Extracted data entries:
>> Start
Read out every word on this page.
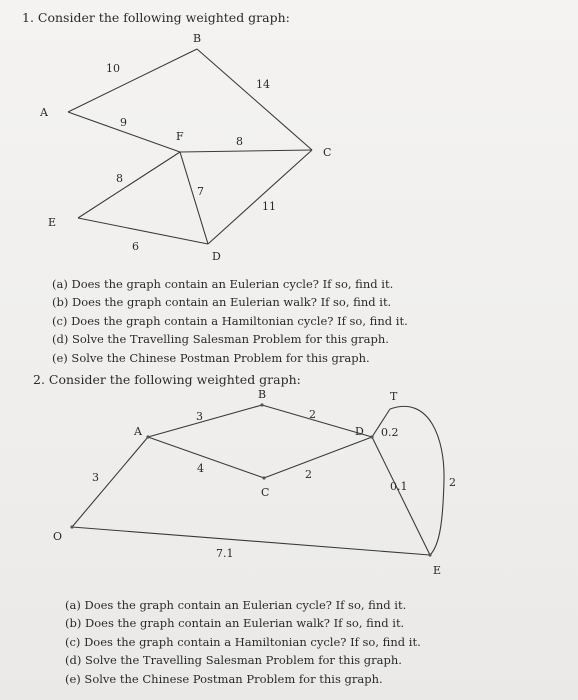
1. Consider the following weighted graph:
B
A
F
C
E
D
10
14
9
8
8
7
11
6
(a) Does the graph contain an Eulerian cycle? If so, find it.
(b) Does the graph contain an Eulerian walk? If so, find it.
(c) Does the graph contain a Hamiltonian cycle? If so, find it.
(d) Solve the Travelling Salesman Problem for this graph.
(e) Solve the Chinese Postman Problem for this graph.
2. Consider the following weighted graph:
B	T
A	D
C
O
E
3	2
0.2
4	2
3
0.1	2
7.1
(a) Does the graph contain an Eulerian cycle? If so, find it.
(b) Does the graph contain an Eulerian walk? If so, find it.
(c) Does the graph contain a Hamiltonian cycle? If so, find it.
(d) Solve the Travelling Salesman Problem for this graph.
(e) Solve the Chinese Postman Problem for this graph.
>> End
What this task involves:
List all lines where "following" occurs.

Finished task:
1. Consider the following weighted graph:
2. Consider the following weighted graph:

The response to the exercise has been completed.